• [Stated task]
Report only the number of lines in the records that contain the word "times".
## Start
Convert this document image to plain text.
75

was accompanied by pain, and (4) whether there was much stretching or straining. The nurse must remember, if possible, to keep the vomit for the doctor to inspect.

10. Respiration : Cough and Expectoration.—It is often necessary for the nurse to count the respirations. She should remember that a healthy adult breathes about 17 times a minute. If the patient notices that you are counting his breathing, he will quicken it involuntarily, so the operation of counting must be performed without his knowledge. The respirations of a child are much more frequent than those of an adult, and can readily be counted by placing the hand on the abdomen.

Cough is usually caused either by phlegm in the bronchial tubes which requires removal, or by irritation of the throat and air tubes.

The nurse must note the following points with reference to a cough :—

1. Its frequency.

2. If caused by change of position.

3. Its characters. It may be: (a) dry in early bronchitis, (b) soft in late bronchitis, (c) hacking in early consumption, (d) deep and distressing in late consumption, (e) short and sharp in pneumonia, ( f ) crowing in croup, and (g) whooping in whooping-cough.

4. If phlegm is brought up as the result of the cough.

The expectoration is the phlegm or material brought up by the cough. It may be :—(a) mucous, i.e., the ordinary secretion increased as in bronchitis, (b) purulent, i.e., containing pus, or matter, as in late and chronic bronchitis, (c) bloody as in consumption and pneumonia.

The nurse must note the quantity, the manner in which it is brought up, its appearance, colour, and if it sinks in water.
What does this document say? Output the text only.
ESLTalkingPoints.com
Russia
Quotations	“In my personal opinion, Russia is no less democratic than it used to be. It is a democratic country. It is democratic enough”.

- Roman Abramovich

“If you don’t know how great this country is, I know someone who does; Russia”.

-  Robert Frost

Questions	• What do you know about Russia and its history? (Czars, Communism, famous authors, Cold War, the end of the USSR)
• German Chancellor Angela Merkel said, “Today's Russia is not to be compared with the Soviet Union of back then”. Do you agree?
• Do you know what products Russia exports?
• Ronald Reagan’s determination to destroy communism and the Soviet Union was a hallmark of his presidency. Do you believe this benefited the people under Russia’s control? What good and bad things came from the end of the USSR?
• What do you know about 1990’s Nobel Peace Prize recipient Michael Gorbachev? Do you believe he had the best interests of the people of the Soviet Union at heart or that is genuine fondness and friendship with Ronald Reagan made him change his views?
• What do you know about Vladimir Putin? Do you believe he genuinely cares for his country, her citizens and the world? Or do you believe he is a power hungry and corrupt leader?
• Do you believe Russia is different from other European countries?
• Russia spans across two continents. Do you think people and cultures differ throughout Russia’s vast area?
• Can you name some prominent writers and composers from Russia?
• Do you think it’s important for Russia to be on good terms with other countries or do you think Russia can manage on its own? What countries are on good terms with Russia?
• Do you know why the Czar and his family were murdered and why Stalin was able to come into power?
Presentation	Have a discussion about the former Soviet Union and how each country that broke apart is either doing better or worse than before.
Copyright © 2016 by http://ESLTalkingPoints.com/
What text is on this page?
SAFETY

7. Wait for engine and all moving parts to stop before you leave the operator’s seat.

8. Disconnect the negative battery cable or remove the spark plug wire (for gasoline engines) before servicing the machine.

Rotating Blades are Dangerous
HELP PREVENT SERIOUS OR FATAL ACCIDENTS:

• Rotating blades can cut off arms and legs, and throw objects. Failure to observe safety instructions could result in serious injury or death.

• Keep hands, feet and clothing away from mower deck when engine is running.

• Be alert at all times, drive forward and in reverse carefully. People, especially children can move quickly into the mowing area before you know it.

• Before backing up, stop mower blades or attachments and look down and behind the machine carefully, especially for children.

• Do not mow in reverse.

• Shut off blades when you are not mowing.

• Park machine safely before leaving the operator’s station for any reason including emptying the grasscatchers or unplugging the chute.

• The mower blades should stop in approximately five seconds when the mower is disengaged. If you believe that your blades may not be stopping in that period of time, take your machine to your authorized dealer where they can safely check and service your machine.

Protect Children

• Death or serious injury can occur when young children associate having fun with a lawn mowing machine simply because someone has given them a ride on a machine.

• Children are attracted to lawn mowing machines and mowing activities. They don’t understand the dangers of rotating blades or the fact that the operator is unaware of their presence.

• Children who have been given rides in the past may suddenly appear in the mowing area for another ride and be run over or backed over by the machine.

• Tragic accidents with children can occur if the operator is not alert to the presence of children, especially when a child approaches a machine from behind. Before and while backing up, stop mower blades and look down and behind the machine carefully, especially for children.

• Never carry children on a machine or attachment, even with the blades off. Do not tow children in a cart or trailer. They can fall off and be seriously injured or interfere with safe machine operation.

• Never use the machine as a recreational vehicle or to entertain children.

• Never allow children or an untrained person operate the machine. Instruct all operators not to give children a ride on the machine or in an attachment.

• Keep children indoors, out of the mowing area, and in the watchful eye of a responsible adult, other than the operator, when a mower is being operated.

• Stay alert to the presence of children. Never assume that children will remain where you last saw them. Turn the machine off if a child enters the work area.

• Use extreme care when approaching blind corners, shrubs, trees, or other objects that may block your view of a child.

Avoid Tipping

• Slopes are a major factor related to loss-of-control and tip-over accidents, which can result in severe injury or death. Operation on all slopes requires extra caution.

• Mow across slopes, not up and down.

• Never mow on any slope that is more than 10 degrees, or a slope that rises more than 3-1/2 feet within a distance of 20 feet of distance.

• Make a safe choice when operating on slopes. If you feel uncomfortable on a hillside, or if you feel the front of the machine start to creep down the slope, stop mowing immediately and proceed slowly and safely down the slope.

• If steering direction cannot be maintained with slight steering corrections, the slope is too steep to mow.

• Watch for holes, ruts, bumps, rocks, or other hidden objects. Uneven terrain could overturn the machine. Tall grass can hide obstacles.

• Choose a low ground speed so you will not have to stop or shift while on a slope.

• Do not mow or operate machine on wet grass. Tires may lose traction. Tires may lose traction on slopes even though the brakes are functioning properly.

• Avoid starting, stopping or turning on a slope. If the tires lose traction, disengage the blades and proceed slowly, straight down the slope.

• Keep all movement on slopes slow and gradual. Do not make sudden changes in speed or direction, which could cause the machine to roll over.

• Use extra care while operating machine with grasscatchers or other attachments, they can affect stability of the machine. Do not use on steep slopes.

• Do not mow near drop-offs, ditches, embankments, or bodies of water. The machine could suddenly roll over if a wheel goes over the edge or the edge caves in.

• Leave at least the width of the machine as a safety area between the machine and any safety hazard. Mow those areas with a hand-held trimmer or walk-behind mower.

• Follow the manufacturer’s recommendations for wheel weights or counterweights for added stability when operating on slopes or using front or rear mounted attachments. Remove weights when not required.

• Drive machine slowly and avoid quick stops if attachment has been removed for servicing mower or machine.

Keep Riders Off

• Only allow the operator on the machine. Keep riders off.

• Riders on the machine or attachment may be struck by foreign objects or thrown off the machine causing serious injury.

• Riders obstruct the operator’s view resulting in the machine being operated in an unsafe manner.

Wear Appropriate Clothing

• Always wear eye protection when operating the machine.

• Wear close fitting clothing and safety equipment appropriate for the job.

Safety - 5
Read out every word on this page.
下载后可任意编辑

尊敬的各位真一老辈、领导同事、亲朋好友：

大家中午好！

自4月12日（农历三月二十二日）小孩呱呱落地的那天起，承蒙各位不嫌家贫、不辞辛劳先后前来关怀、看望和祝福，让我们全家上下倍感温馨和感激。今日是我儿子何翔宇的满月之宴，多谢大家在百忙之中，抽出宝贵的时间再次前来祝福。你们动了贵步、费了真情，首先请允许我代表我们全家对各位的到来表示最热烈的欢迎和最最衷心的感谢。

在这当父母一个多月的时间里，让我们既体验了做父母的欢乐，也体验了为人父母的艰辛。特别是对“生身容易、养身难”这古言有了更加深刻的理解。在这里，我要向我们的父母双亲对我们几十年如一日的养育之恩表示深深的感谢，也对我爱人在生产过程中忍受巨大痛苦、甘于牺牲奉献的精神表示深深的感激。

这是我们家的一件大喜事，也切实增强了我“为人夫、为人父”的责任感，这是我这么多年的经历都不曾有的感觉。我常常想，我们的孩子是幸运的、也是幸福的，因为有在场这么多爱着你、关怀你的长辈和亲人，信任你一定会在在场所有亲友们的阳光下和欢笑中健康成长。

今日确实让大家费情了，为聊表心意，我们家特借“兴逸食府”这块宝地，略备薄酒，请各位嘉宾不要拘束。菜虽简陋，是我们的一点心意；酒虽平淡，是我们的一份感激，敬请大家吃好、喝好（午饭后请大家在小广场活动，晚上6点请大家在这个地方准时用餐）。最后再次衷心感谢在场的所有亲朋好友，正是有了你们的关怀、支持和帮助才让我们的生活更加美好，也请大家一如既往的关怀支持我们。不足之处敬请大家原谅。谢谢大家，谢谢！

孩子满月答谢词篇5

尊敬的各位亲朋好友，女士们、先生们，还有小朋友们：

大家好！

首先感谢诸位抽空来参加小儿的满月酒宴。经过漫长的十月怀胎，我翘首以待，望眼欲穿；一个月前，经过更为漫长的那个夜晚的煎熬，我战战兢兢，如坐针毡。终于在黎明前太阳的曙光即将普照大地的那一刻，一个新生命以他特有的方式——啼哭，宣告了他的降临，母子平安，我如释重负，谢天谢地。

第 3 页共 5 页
## End
• [Task result]
2